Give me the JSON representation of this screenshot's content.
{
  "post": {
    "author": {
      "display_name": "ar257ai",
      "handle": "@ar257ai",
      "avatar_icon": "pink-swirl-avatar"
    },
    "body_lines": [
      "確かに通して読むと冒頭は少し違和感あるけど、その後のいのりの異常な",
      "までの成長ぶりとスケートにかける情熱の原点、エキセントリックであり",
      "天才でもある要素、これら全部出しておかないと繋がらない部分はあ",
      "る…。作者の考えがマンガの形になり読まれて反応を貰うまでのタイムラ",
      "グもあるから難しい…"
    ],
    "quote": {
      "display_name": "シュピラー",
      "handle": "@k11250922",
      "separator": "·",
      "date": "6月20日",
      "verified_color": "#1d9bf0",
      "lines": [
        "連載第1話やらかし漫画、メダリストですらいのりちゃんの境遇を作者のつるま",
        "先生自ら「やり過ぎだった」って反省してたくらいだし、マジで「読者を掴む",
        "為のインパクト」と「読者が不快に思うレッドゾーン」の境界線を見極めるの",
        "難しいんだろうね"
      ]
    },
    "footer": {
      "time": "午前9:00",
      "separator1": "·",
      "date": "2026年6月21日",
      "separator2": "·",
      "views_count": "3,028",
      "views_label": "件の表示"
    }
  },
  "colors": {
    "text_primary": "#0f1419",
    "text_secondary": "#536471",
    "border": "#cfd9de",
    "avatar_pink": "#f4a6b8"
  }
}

* * *

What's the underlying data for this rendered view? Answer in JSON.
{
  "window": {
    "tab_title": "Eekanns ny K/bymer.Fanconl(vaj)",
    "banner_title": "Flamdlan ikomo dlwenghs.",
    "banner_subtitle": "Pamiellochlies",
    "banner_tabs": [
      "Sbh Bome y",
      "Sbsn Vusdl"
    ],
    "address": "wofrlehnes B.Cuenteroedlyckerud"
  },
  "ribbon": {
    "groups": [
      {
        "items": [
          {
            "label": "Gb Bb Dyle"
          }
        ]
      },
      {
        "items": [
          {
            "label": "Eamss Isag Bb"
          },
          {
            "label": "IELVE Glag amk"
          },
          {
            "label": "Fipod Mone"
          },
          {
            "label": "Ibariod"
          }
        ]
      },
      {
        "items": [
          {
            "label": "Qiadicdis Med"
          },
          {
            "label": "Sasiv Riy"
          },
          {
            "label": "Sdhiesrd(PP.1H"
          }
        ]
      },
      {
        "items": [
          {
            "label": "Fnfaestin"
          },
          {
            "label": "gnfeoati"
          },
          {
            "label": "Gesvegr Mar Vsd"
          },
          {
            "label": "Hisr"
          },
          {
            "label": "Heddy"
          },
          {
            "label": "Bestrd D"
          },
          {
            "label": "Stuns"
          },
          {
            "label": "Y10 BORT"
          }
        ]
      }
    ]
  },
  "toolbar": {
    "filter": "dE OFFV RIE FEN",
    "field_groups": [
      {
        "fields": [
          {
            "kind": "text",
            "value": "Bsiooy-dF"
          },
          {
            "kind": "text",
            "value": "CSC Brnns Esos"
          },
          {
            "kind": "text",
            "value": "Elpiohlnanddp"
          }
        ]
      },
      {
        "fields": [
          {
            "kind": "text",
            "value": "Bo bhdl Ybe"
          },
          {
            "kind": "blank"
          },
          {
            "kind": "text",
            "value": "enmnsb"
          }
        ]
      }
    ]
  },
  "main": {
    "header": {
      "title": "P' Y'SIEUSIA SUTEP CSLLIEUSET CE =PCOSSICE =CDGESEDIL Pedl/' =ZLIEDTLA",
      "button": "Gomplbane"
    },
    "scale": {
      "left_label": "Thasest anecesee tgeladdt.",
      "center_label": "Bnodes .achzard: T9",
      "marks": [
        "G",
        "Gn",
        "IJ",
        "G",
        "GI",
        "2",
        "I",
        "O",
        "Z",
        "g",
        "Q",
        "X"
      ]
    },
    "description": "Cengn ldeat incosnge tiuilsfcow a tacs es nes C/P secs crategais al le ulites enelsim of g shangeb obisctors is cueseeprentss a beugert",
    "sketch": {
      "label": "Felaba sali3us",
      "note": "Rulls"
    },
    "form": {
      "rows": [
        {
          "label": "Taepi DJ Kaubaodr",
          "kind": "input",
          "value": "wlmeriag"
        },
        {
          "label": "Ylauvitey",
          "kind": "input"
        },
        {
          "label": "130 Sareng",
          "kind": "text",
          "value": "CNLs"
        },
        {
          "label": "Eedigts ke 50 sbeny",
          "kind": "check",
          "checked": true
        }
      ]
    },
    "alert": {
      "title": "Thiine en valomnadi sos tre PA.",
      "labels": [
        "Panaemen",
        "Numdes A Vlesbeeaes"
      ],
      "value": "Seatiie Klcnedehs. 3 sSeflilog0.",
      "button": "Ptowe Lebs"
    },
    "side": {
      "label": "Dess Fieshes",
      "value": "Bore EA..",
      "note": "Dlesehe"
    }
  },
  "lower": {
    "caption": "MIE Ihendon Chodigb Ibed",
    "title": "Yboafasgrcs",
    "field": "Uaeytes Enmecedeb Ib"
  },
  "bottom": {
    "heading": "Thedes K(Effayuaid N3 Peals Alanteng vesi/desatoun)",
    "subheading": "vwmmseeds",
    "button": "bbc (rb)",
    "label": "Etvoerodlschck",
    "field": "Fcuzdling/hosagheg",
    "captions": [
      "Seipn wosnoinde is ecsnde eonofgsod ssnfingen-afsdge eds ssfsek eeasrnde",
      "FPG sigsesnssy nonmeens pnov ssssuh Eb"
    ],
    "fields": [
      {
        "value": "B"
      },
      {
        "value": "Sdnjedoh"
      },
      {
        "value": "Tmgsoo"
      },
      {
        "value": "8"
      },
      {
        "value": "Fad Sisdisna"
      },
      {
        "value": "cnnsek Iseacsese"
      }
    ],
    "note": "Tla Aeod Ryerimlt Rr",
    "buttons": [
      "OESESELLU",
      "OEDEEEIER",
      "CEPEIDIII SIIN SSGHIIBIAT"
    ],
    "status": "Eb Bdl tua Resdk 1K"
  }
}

* * *

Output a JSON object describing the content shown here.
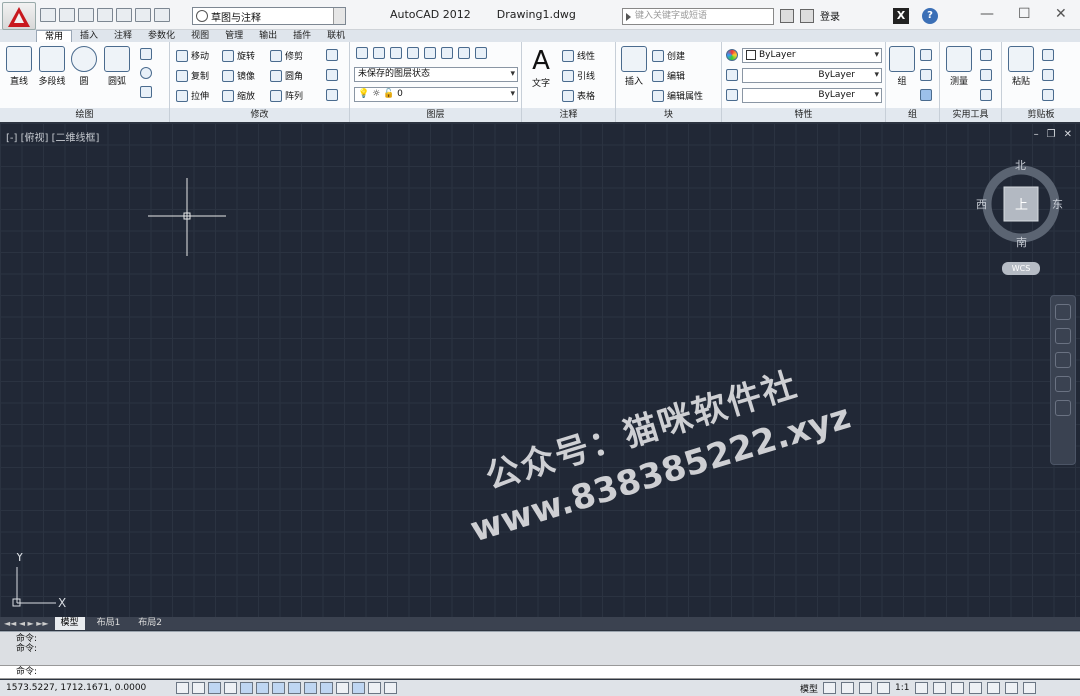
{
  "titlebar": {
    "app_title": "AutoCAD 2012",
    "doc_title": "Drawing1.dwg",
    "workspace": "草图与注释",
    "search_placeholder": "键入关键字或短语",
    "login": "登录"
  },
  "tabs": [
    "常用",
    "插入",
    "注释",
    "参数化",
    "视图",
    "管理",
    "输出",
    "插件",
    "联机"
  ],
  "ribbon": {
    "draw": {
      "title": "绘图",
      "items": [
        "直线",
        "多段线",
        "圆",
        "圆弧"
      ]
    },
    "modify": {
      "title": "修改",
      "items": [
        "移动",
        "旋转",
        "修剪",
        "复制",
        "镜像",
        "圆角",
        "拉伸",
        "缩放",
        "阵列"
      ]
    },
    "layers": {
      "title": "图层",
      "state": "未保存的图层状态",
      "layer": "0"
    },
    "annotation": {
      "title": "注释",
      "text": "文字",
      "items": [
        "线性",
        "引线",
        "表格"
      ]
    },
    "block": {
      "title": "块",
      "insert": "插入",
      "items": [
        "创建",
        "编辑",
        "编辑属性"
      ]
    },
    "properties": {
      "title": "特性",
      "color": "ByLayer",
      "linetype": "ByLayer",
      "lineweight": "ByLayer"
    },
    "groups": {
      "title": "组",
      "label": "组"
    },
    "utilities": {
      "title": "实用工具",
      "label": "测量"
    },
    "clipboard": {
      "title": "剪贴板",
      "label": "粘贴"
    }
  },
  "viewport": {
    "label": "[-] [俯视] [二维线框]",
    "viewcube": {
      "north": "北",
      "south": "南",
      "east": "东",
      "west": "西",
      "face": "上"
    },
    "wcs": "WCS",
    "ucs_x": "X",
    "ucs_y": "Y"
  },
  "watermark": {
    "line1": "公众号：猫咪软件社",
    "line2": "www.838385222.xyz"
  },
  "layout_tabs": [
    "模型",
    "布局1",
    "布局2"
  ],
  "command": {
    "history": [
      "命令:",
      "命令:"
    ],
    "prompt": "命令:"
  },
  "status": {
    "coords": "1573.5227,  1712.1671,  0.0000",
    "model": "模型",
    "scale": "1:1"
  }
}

* * *

What this task involves:
Read through the data and copy every line where "ByLayer" shows up.

Full response:
      "color": "ByLayer",
      "linetype": "ByLayer",
      "lineweight": "ByLayer"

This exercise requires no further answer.